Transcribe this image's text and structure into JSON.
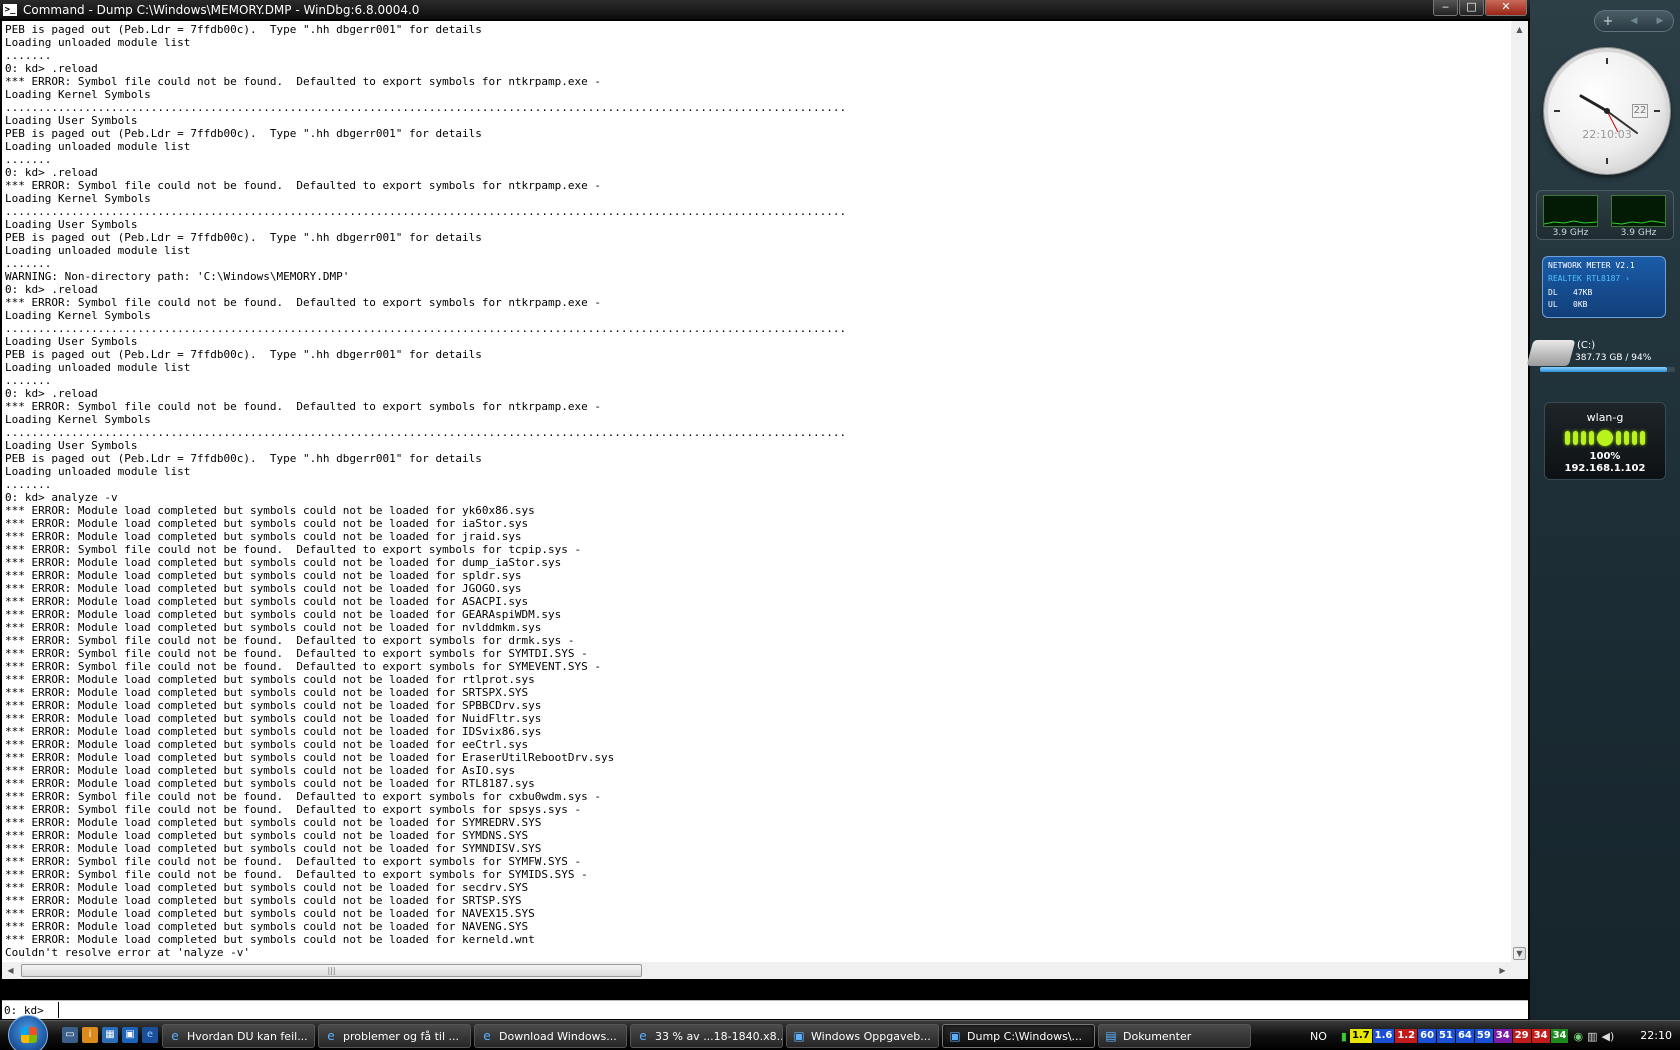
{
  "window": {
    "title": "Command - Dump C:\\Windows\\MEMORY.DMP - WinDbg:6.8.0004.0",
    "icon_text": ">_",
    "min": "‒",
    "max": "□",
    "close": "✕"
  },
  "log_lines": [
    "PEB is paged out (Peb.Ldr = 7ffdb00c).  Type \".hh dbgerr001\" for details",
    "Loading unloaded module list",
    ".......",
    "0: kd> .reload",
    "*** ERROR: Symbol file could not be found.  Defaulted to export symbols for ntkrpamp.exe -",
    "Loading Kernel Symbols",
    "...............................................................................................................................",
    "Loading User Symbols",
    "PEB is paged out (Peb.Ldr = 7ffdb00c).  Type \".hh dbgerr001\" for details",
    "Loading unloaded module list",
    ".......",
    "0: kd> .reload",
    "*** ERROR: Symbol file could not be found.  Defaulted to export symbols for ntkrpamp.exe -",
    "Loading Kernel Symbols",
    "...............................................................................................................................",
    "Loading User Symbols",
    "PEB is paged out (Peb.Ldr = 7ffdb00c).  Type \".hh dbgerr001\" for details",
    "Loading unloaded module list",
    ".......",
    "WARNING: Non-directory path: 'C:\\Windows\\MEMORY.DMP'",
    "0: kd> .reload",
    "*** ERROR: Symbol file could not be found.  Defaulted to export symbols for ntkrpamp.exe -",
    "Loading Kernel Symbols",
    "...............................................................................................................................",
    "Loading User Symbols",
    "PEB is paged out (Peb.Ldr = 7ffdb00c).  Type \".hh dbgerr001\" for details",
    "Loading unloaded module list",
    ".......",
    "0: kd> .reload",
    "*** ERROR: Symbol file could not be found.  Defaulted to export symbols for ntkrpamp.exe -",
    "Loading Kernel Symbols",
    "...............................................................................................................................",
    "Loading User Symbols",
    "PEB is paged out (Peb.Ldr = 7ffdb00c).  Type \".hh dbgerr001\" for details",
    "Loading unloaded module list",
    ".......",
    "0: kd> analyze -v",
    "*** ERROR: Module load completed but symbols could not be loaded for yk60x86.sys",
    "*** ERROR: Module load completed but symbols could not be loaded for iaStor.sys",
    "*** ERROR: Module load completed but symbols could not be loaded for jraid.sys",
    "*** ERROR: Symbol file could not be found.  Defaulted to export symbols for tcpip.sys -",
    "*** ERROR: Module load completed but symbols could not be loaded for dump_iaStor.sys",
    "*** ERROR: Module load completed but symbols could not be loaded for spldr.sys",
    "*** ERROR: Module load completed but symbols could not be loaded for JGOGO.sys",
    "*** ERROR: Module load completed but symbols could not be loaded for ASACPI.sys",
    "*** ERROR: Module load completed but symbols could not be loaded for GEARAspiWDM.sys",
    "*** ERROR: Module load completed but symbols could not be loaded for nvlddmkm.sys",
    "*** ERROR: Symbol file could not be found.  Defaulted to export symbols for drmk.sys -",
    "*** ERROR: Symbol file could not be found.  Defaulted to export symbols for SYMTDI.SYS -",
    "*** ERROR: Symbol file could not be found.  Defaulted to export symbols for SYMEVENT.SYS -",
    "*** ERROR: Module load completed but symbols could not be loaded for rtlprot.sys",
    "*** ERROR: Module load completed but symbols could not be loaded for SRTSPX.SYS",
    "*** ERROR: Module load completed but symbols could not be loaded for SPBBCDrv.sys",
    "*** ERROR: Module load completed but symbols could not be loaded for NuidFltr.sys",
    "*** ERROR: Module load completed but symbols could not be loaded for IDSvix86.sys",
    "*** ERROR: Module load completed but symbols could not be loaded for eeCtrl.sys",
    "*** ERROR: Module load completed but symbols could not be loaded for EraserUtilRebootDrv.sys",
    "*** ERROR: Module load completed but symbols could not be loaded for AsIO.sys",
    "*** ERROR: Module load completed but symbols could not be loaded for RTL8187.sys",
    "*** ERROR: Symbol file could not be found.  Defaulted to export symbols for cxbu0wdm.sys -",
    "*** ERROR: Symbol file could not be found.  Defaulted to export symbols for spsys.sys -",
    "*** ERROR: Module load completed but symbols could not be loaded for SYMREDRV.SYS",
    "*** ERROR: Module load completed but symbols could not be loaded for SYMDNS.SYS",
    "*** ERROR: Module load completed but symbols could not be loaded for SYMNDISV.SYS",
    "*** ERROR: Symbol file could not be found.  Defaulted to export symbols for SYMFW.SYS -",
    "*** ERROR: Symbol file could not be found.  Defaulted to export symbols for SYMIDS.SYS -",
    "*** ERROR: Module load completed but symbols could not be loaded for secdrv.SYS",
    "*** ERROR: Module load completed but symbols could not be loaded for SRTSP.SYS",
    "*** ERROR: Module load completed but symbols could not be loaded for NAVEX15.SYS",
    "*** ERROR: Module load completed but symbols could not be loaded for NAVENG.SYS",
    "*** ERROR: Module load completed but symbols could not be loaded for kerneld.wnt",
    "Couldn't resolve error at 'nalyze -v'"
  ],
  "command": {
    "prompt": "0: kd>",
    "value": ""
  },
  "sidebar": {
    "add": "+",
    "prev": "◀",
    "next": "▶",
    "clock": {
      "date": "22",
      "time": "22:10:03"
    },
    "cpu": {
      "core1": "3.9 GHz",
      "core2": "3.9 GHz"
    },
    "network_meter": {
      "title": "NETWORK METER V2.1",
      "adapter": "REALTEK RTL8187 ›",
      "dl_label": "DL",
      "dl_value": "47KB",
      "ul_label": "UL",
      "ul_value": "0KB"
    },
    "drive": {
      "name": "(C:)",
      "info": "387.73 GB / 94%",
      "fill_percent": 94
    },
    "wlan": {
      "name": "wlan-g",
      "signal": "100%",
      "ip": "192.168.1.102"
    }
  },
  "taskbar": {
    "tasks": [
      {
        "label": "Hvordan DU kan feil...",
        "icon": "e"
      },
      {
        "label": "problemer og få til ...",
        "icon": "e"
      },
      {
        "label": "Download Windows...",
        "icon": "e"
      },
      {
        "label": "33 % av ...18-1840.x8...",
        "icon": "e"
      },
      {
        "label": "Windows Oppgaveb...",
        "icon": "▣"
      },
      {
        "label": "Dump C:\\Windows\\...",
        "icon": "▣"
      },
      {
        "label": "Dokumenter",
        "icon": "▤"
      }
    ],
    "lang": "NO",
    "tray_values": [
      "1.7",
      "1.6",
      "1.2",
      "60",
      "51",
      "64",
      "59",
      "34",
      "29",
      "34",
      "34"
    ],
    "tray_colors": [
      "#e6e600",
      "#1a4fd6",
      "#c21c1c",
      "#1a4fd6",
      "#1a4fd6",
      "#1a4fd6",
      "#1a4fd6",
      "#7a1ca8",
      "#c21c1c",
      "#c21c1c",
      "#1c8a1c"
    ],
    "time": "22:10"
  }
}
----
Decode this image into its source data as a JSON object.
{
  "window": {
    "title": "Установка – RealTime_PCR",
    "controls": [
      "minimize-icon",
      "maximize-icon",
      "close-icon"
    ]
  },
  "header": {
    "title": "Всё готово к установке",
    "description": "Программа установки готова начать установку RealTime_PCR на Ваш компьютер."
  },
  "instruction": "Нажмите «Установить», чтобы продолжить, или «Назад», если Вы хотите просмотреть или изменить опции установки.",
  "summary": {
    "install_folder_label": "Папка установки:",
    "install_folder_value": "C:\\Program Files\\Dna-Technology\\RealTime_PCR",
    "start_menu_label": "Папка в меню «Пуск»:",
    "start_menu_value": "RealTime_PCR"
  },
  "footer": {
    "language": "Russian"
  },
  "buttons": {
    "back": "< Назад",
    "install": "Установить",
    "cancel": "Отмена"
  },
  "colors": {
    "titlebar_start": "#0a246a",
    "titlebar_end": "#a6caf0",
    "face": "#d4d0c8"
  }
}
----
WHAT THIS TASK INVOLVES:
Select the lines from the entries that include the word "image".

EXERCISE RESULT:
Transcribe this image's text and structure into JSON.
Decode this image into its source data as a JSON object.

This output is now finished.